[A run of records]
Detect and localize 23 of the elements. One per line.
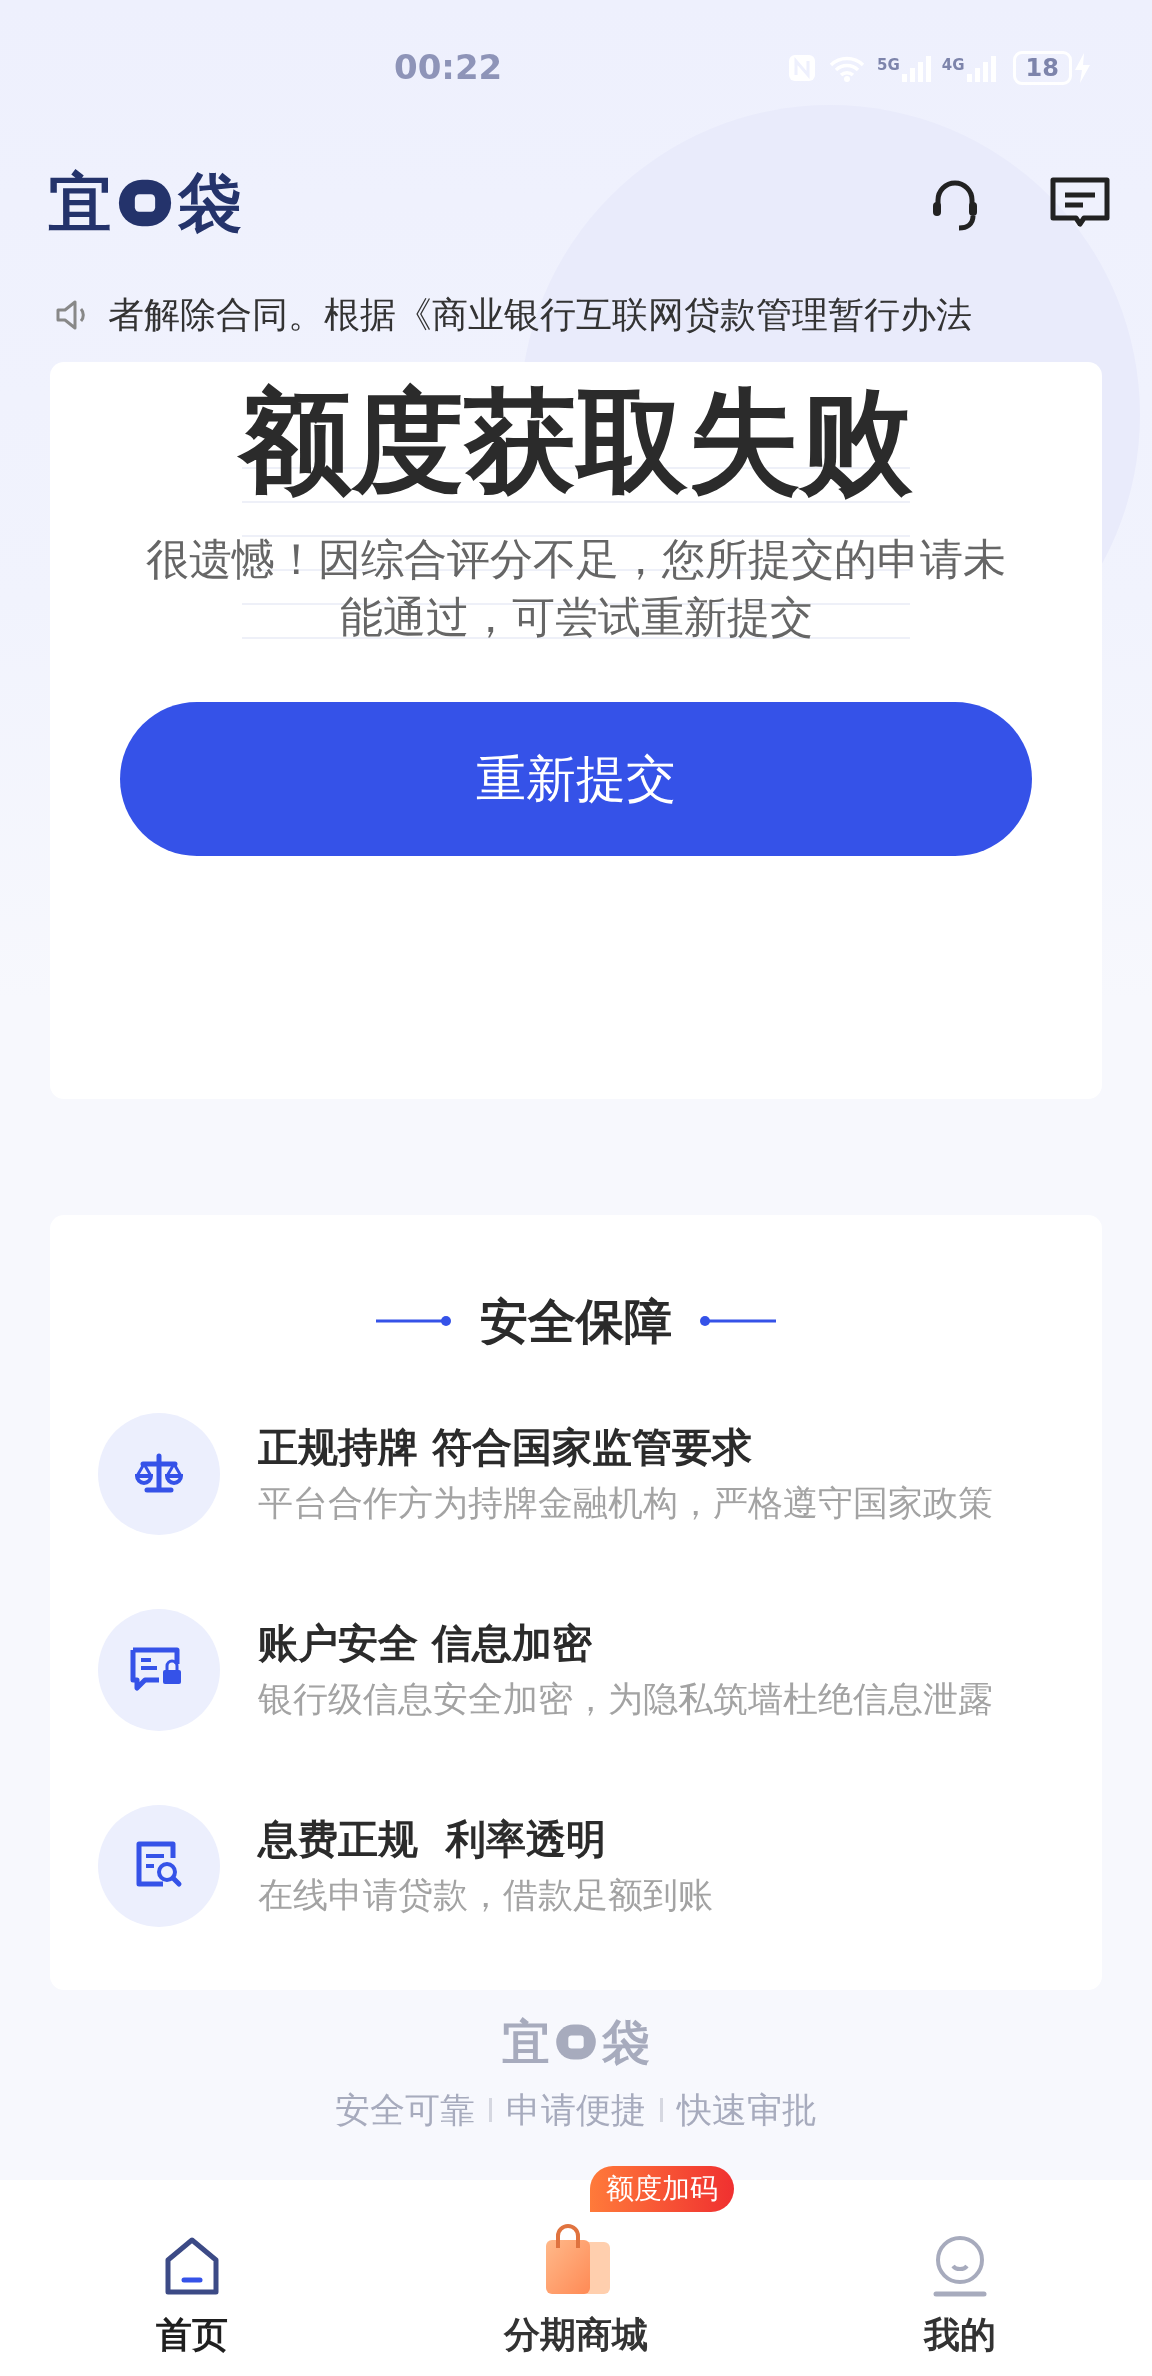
result-description: 很遗憾！因综合评分不足，您所提交的申请未能通过，可尝试重新提交 [145,533,1007,644]
app-logo: 宜 袋 [48,170,242,235]
footer-tag: 快速审批 [677,2084,817,2137]
notice-marquee: 者解除合同。根据《商业银行互联网贷款管理暂行办法 [108,293,972,337]
feature-subtitle: 平台合作方为持牌金融机构，严格遵守国家政策 [258,1482,993,1525]
feature-title: 账户安全 信息加密 [258,1619,593,1668]
feature-title: 息费正规 利率透明 [258,1815,607,1864]
footer-tag: 申请便捷 [506,2084,646,2137]
security-title: 安全保障 [480,1292,672,1351]
battery-icon: 18 [1012,50,1072,85]
resubmit-button[interactable]: 重新提交 [120,702,1032,856]
tab-item[interactable]: 我的 [768,2180,1152,2376]
feature-subtitle: 银行级信息安全加密，为隐私筑墙杜绝信息泄露 [258,1678,993,1721]
network-label: 4G [941,54,965,76]
result-title: 额度获取失败 [226,366,926,516]
footer-tag: 安全可靠 [335,2084,475,2137]
feature-subtitle: 在线申请贷款，借款足额到账 [258,1874,713,1917]
tab-item[interactable]: 首页 [0,2180,384,2376]
promo-badge: 额度加码 [590,2166,734,2212]
footer-logo: 宜 袋 [502,2018,650,2066]
status-time: 00:22 [394,46,503,89]
feature-title: 正规持牌 符合国家监管要求 [258,1423,753,1472]
network-label: 5G [877,54,900,76]
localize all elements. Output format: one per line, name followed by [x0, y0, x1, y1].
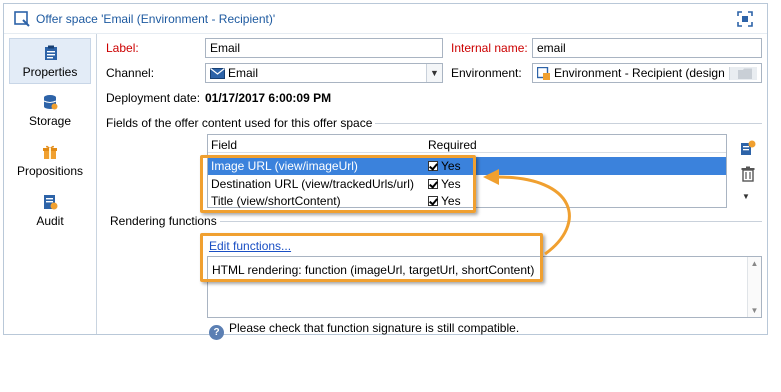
offer-space-icon [14, 11, 30, 27]
add-field-icon[interactable] [740, 140, 756, 156]
scroll-up-icon[interactable]: ▲ [748, 259, 761, 268]
label-input-value: Email [210, 41, 241, 55]
chevron-down-icon[interactable]: ▼ [426, 64, 442, 82]
sidebar-item-label: Audit [36, 214, 64, 228]
environment-caption: Environment: [451, 66, 522, 80]
sidebar-item-propositions[interactable]: Propositions [9, 138, 91, 184]
grid-toolbar: ▼ [737, 140, 761, 220]
trash-icon[interactable] [740, 166, 756, 182]
column-header-required[interactable]: Required [428, 138, 477, 152]
gift-icon [43, 145, 57, 159]
title-bar: Offer space 'Email (Environment - Recipi… [4, 4, 767, 34]
sidebar-item-audit[interactable]: Audit [9, 188, 91, 234]
grid-header: Field Required [208, 135, 726, 153]
sidebar: Properties Storage Propositions Audit [9, 38, 91, 332]
channel-select[interactable]: Email ▼ [205, 63, 443, 83]
scroll-down-icon[interactable]: ▼ [748, 306, 761, 315]
audit-icon [44, 195, 58, 210]
channel-caption: Channel: [106, 66, 155, 80]
sidebar-item-label: Properties [22, 65, 78, 79]
group-divider [375, 123, 762, 124]
email-icon [210, 68, 225, 79]
internal-name-value: email [537, 41, 566, 55]
internal-name-input[interactable]: email [532, 38, 762, 58]
rendering-group-title: Rendering functions [110, 214, 217, 228]
channel-value: Email [228, 66, 259, 80]
fields-group-title: Fields of the offer content used for thi… [106, 116, 373, 130]
help-icon: ? [209, 325, 224, 340]
environment-select[interactable]: Environment - Recipient (design [532, 63, 762, 83]
clipboard-icon [45, 45, 57, 60]
deployment-caption: Deployment date: [106, 91, 201, 105]
chevron-down-icon[interactable]: ▼ [742, 192, 750, 201]
internal-name-caption: Internal name: [451, 41, 528, 55]
deployment-value: 01/17/2017 6:00:09 PM [205, 91, 332, 105]
fields-highlight-box [200, 155, 476, 213]
signature-note: ? Please check that function signature is… [209, 321, 519, 340]
environment-value: Environment - Recipient (design [554, 66, 725, 80]
annotation-arrow [483, 169, 571, 256]
offer-space-window: Offer space 'Email (Environment - Recipi… [3, 3, 768, 340]
sidebar-item-properties[interactable]: Properties [9, 38, 91, 84]
sidebar-item-label: Storage [28, 114, 72, 128]
note-text: Please check that function signature is … [229, 321, 520, 335]
scrollbar[interactable]: ▲ ▼ [747, 257, 761, 317]
window-title: Offer space 'Email (Environment - Recipi… [36, 12, 276, 26]
sidebar-item-label: Propositions [16, 164, 84, 178]
properties-panel: Label: Email Internal name: email Channe… [96, 34, 766, 340]
column-header-field[interactable]: Field [211, 138, 237, 152]
database-icon [43, 95, 58, 110]
label-input[interactable]: Email [205, 38, 443, 58]
label-caption: Label: [106, 41, 139, 55]
sidebar-item-storage[interactable]: Storage [9, 88, 91, 134]
fit-window-icon[interactable] [737, 11, 753, 27]
folder-icon[interactable] [729, 67, 757, 80]
environment-icon [537, 67, 550, 80]
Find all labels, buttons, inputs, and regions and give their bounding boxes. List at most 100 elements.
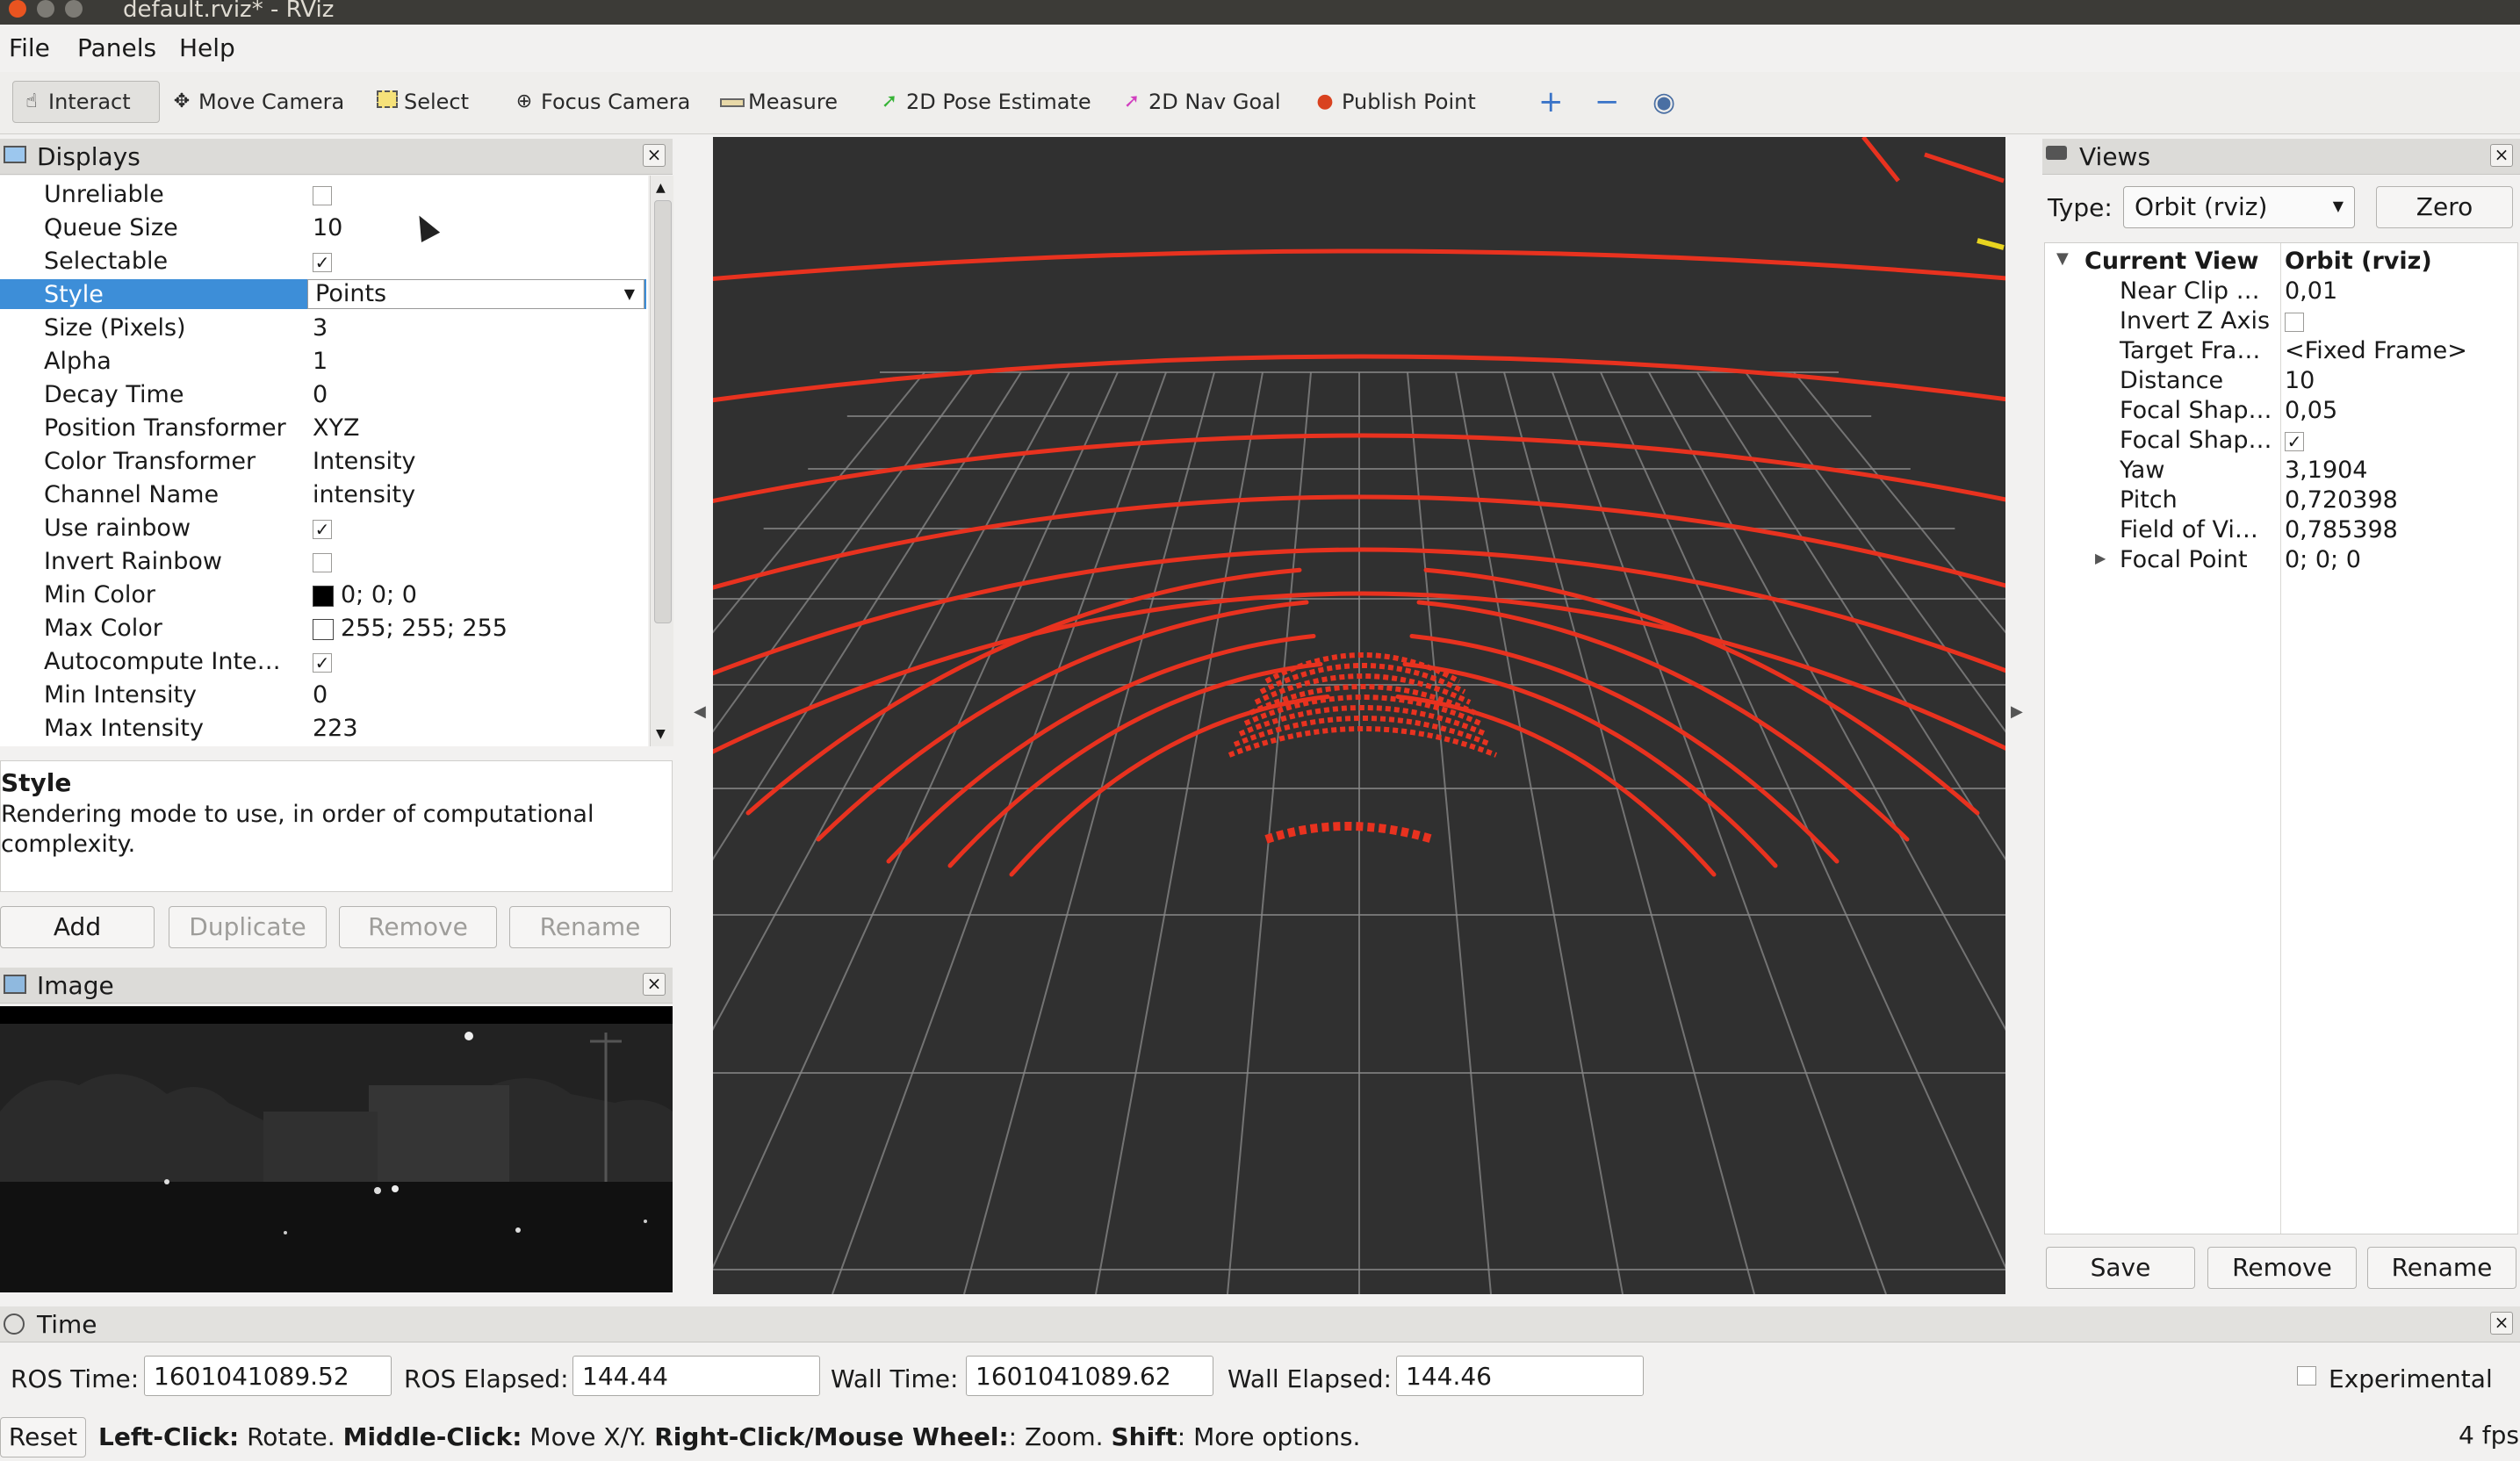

[PROBLEM REQUIREMENTS] Can you reproduce all of the data above, line for line and unchanged, but without the pictures?

[SOLUTION TO THIS EXERCISE]
Detect and localize 23 of the elements. One per line.
result-description: 很遗憾！因综合评分不足，您所提交的申请未能通过，可尝试重新提交 [145,533,1007,644]
app-logo: 宜 袋 [48,170,242,235]
footer-tag: 快速审批 [677,2084,817,2137]
notice-marquee: 者解除合同。根据《商业银行互联网贷款管理暂行办法 [108,293,972,337]
feature-subtitle: 平台合作方为持牌金融机构，严格遵守国家政策 [258,1482,993,1525]
feature-title: 账户安全 信息加密 [258,1619,593,1668]
feature-title: 息费正规 利率透明 [258,1815,607,1864]
footer-tag: 申请便捷 [506,2084,646,2137]
security-title: 安全保障 [480,1292,672,1351]
battery-icon: 18 [1012,50,1072,85]
resubmit-button[interactable]: 重新提交 [120,702,1032,856]
tab-item[interactable]: 我的 [768,2180,1152,2376]
feature-subtitle: 银行级信息安全加密，为隐私筑墙杜绝信息泄露 [258,1678,993,1721]
network-label: 4G [941,54,965,76]
result-title: 额度获取失败 [226,366,926,516]
footer-tag: 安全可靠 [335,2084,475,2137]
feature-subtitle: 在线申请贷款，借款足额到账 [258,1874,713,1917]
tab-item[interactable]: 首页 [0,2180,384,2376]
promo-badge: 额度加码 [590,2166,734,2212]
footer-logo: 宜 袋 [502,2018,650,2066]
status-time: 00:22 [394,46,503,89]
feature-title: 正规持牌 符合国家监管要求 [258,1423,753,1472]
network-label: 5G [877,54,900,76]
localize all elements. Output format: one per line, name followed by [x0, y0, x1, y1].
offer-space-icon [14, 11, 30, 27]
add-field-icon[interactable] [740, 140, 756, 156]
scroll-up-icon[interactable]: ▲ [748, 259, 761, 268]
label-input-value: Email [210, 41, 241, 55]
chevron-down-icon[interactable]: ▼ [426, 64, 442, 82]
sidebar-item-label: Audit [36, 214, 64, 228]
environment-caption: Environment: [451, 66, 522, 80]
sidebar-item-propositions[interactable]: Propositions [9, 138, 91, 184]
grid-toolbar: ▼ [737, 140, 761, 220]
trash-icon[interactable] [740, 166, 756, 182]
column-header-required[interactable]: Required [428, 138, 477, 152]
gift-icon [43, 145, 57, 159]
title-bar: Offer space 'Email (Environment - Recipi… [4, 4, 767, 34]
sidebar-item-audit[interactable]: Audit [9, 188, 91, 234]
grid-header: Field Required [208, 135, 726, 153]
sidebar: Properties Storage Propositions Audit [9, 38, 91, 332]
channel-select[interactable]: Email ▼ [205, 63, 443, 83]
scroll-down-icon[interactable]: ▼ [748, 306, 761, 315]
audit-icon [44, 195, 58, 210]
channel-caption: Channel: [106, 66, 155, 80]
sidebar-item-label: Properties [22, 65, 78, 79]
group-divider [375, 123, 762, 124]
email-icon [210, 68, 225, 79]
internal-name-value: email [537, 41, 566, 55]
internal-name-input[interactable]: email [532, 38, 762, 58]
rendering-group-title: Rendering functions [110, 214, 217, 228]
channel-value: Email [228, 66, 259, 80]
fields-group-title: Fields of the offer content used for thi… [106, 116, 373, 130]
help-icon: ? [209, 325, 224, 340]
environment-select[interactable]: Environment - Recipient (design [532, 63, 762, 83]
clipboard-icon [45, 45, 57, 60]
deployment-caption: Deployment date: [106, 91, 201, 105]
chevron-down-icon[interactable]: ▼ [742, 192, 750, 201]
internal-name-caption: Internal name: [451, 41, 528, 55]
deployment-value: 01/17/2017 6:00:09 PM [205, 91, 332, 105]
fields-highlight-box [200, 155, 476, 213]
signature-note: ? Please check that function signature is… [209, 321, 519, 340]
environment-value: Environment - Recipient (design [554, 66, 725, 80]
annotation-arrow [483, 169, 571, 256]
offer-space-window: Offer space 'Email (Environment - Recipi… [3, 3, 768, 340]
sidebar-item-properties[interactable]: Properties [9, 38, 91, 84]
sidebar-item-label: Storage [28, 114, 72, 128]
note-text: Please check that function signature is … [229, 321, 520, 335]
scrollbar[interactable]: ▲ ▼ [747, 257, 761, 317]
window-title: Offer space 'Email (Environment - Recipi… [36, 12, 276, 26]
sidebar-item-label: Propositions [16, 164, 84, 178]
properties-panel: Label: Email Internal name: email Channe… [96, 34, 766, 340]
column-header-field[interactable]: Field [211, 138, 237, 152]
database-icon [43, 95, 58, 110]
label-input[interactable]: Email [205, 38, 443, 58]
label-caption: Label: [106, 41, 139, 55]
sidebar-item-storage[interactable]: Storage [9, 88, 91, 134]
fit-window-icon[interactable] [737, 11, 753, 27]
folder-icon[interactable] [729, 67, 757, 80]
environment-icon [537, 67, 550, 80]
Find all labels, buttons, inputs, and regions and give their bounding boxes. List at most 100 elements.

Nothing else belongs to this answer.